■ Aim: Extract the full set of records, then give each one again exactly.
◆ ◆ ◆
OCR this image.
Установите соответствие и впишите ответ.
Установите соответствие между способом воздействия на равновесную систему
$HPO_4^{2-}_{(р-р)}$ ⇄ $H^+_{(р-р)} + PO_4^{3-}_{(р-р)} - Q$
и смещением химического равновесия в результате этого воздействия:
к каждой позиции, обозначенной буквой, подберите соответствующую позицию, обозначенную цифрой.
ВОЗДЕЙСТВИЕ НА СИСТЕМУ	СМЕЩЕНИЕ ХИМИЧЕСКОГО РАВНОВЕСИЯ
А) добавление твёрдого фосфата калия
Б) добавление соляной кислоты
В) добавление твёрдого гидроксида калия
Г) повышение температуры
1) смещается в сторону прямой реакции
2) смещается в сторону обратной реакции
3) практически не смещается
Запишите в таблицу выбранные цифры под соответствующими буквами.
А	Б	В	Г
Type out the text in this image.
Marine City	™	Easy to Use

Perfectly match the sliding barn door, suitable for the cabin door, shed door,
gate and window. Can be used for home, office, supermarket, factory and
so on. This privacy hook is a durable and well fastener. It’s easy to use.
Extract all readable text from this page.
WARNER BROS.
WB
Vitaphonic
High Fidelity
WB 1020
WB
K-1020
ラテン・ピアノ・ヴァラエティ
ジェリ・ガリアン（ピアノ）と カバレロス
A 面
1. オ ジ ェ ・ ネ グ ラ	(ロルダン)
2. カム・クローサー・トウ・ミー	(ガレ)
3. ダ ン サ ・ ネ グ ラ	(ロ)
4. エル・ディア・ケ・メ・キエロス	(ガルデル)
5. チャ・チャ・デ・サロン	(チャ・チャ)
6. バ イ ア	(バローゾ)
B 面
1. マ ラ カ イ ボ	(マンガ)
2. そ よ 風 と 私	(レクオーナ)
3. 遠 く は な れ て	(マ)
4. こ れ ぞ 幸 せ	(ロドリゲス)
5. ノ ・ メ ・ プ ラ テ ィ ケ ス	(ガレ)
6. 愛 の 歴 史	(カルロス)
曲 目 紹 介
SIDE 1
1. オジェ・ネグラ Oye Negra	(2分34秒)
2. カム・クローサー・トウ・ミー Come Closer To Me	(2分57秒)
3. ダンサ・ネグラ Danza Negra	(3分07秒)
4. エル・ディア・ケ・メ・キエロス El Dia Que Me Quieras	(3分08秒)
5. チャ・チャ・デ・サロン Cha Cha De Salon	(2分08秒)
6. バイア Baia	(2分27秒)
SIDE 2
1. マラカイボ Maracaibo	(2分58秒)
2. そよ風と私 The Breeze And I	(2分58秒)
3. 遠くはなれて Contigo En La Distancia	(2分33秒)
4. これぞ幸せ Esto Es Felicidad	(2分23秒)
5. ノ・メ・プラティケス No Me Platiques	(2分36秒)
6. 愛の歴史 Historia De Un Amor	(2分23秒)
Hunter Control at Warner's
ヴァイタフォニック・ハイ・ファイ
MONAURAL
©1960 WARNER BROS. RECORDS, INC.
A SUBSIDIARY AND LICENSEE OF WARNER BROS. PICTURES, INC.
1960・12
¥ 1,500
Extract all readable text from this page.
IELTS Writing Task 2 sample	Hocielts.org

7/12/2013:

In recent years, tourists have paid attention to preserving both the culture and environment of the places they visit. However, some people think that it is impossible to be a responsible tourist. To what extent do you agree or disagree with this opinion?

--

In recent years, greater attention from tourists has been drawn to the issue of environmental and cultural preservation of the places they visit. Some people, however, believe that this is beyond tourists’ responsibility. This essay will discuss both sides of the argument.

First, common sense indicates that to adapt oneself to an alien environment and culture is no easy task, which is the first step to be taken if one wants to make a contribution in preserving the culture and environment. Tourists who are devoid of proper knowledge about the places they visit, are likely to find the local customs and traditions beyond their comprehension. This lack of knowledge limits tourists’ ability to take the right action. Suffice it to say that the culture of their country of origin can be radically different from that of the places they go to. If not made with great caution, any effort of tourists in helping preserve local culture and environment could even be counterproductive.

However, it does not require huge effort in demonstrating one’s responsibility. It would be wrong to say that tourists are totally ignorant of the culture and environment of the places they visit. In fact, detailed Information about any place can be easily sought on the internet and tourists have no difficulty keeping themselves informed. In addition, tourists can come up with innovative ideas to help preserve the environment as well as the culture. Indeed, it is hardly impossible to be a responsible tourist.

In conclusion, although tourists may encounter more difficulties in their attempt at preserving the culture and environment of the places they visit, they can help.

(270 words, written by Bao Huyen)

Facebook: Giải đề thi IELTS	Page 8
◆ ◆ ◆
■ Solution for this exercise:
OCR this image.
Установите соответствие и впишите ответ.
Установите соответствие между способом воздействия на равновесную систему
$HPO_4^{2-}_{(р-р)}$ ⇄ $H^+_{(р-р)} + PO_4^{3-}_{(р-р)} - Q$
и смещением химического равновесия в результате этого воздействия:
к каждой позиции, обозначенной буквой, подберите соответствующую позицию, обозначенную цифрой.
ВОЗДЕЙСТВИЕ НА СИСТЕМУ	СМЕЩЕНИЕ ХИМИЧЕСКОГО РАВНОВЕСИЯ
А) добавление твёрдого фосфата калия
Б) добавление соляной кислоты
В) добавление твёрдого гидроксида калия
Г) повышение температуры
1) смещается в сторону прямой реакции
2) смещается в сторону обратной реакции
3) практически не смещается
Запишите в таблицу выбранные цифры под соответствующими буквами.
А	Б	В	Г
Type out the text in this image.
Marine City	™	Easy to Use

Perfectly match the sliding barn door, suitable for the cabin door, shed door,
gate and window. Can be used for home, office, supermarket, factory and
so on. This privacy hook is a durable and well fastener. It’s easy to use.
Extract all readable text from this page.
WARNER BROS.
WB
Vitaphonic
High Fidelity
WB 1020
WB
K-1020
ラテン・ピアノ・ヴァラエティ
ジェリ・ガリアン（ピアノ）と カバレロス
A 面
1. オ ジ ェ ・ ネ グ ラ	(ロルダン)
2. カム・クローサー・トウ・ミー	(ガレ)
3. ダ ン サ ・ ネ グ ラ	(ロ)
4. エル・ディア・ケ・メ・キエロス	(ガルデル)
5. チャ・チャ・デ・サロン	(チャ・チャ)
6. バ イ ア	(バローゾ)
B 面
1. マ ラ カ イ ボ	(マンガ)
2. そ よ 風 と 私	(レクオーナ)
3. 遠 く は な れ て	(マ)
4. こ れ ぞ 幸 せ	(ロドリゲス)
5. ノ ・ メ ・ プ ラ テ ィ ケ ス	(ガレ)
6. 愛 の 歴 史	(カルロス)
曲 目 紹 介
SIDE 1
1. オジェ・ネグラ Oye Negra	(2分34秒)
2. カム・クローサー・トウ・ミー Come Closer To Me	(2分57秒)
3. ダンサ・ネグラ Danza Negra	(3分07秒)
4. エル・ディア・ケ・メ・キエロス El Dia Que Me Quieras	(3分08秒)
5. チャ・チャ・デ・サロン Cha Cha De Salon	(2分08秒)
6. バイア Baia	(2分27秒)
SIDE 2
1. マラカイボ Maracaibo	(2分58秒)
2. そよ風と私 The Breeze And I	(2分58秒)
3. 遠くはなれて Contigo En La Distancia	(2分33秒)
4. これぞ幸せ Esto Es Felicidad	(2分23秒)
5. ノ・メ・プラティケス No Me Platiques	(2分36秒)
6. 愛の歴史 Historia De Un Amor	(2分23秒)
Hunter Control at Warner's
ヴァイタフォニック・ハイ・ファイ
MONAURAL
©1960 WARNER BROS. RECORDS, INC.
A SUBSIDIARY AND LICENSEE OF WARNER BROS. PICTURES, INC.
1960・12
¥ 1,500
Extract all readable text from this page.
IELTS Writing Task 2 sample	Hocielts.org

7/12/2013:

In recent years, tourists have paid attention to preserving both the culture and environment of the places they visit. However, some people think that it is impossible to be a responsible tourist. To what extent do you agree or disagree with this opinion?

--

In recent years, greater attention from tourists has been drawn to the issue of environmental and cultural preservation of the places they visit. Some people, however, believe that this is beyond tourists’ responsibility. This essay will discuss both sides of the argument.

First, common sense indicates that to adapt oneself to an alien environment and culture is no easy task, which is the first step to be taken if one wants to make a contribution in preserving the culture and environment. Tourists who are devoid of proper knowledge about the places they visit, are likely to find the local customs and traditions beyond their comprehension. This lack of knowledge limits tourists’ ability to take the right action. Suffice it to say that the culture of their country of origin can be radically different from that of the places they go to. If not made with great caution, any effort of tourists in helping preserve local culture and environment could even be counterproductive.

However, it does not require huge effort in demonstrating one’s responsibility. It would be wrong to say that tourists are totally ignorant of the culture and environment of the places they visit. In fact, detailed Information about any place can be easily sought on the internet and tourists have no difficulty keeping themselves informed. In addition, tourists can come up with innovative ideas to help preserve the environment as well as the culture. Indeed, it is hardly impossible to be a responsible tourist.

In conclusion, although tourists may encounter more difficulties in their attempt at preserving the culture and environment of the places they visit, they can help.

(270 words, written by Bao Huyen)

Facebook: Giải đề thi IELTS	Page 8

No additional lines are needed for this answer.